_What you have to do_
Starting with the line that contains "Give me a plain-text", set down each line through the end of the entries below, exactly and with nothing added.

(Dataset entries)
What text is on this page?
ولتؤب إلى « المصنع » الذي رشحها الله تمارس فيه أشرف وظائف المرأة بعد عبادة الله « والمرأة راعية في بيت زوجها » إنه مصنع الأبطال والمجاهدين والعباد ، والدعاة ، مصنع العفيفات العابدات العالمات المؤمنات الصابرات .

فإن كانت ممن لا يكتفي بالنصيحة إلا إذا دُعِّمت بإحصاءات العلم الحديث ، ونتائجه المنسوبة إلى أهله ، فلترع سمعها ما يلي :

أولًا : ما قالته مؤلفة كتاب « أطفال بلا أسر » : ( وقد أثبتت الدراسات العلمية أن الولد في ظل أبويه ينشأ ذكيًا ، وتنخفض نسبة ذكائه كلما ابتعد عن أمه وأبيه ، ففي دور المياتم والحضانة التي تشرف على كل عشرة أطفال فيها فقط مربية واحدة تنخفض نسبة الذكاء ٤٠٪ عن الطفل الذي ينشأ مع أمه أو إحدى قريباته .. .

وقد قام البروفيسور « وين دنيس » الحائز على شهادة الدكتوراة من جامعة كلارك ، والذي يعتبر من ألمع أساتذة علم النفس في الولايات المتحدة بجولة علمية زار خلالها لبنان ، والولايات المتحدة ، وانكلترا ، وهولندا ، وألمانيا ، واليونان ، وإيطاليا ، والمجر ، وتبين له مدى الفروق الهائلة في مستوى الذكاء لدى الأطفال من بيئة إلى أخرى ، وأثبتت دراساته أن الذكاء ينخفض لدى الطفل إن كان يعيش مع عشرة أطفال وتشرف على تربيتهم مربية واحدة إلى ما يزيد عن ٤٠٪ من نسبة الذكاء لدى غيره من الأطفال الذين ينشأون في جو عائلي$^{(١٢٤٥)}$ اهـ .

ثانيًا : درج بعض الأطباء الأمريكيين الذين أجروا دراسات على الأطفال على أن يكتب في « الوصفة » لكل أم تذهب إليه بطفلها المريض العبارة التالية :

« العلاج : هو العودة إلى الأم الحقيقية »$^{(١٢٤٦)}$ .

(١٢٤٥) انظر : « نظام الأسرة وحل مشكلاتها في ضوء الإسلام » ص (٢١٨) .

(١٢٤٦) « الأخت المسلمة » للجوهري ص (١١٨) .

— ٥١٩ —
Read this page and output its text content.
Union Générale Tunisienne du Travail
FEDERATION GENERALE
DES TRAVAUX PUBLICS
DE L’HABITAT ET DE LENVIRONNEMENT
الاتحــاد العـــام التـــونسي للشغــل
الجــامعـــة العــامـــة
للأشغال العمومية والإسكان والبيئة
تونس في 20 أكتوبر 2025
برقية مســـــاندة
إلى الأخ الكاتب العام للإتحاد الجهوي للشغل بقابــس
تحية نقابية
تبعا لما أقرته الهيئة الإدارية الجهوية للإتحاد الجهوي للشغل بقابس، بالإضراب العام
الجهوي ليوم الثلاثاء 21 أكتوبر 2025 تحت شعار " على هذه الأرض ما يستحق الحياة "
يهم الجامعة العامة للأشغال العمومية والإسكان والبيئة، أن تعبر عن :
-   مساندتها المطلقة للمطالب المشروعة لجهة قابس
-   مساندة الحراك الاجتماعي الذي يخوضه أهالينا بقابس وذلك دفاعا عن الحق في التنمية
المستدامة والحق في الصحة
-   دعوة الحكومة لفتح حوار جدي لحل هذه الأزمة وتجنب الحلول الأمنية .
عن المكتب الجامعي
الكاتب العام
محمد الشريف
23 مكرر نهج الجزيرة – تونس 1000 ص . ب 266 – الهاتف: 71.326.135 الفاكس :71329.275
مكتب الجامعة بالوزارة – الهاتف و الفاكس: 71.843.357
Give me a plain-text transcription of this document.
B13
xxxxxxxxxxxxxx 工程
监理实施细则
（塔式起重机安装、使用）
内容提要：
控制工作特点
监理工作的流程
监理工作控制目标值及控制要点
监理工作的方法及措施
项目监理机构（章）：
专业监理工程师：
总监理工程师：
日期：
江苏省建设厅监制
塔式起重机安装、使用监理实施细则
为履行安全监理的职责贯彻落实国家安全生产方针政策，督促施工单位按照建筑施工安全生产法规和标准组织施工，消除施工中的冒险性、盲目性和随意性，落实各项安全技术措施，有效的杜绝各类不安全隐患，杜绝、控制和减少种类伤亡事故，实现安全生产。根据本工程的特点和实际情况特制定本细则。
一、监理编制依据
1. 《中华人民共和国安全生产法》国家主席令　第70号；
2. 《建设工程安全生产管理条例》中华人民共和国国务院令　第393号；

_Finished exercise_
Give me a plain-text transcription of this document.
B13
xxxxxxxxxxxxxx 工程
监理实施细则
（塔式起重机安装、使用）
内容提要：
控制工作特点
监理工作的流程
监理工作控制目标值及控制要点
监理工作的方法及措施
项目监理机构（章）：
专业监理工程师：
总监理工程师：
日期：
江苏省建设厅监制
塔式起重机安装、使用监理实施细则
为履行安全监理的职责贯彻落实国家安全生产方针政策，督促施工单位按照建筑施工安全生产法规和标准组织施工，消除施工中的冒险性、盲目性和随意性，落实各项安全技术措施，有效的杜绝各类不安全隐患，杜绝、控制和减少种类伤亡事故，实现安全生产。根据本工程的特点和实际情况特制定本细则。
一、监理编制依据
1. 《中华人民共和国安全生产法》国家主席令　第70号；
2. 《建设工程安全生产管理条例》中华人民共和国国务院令　第393号；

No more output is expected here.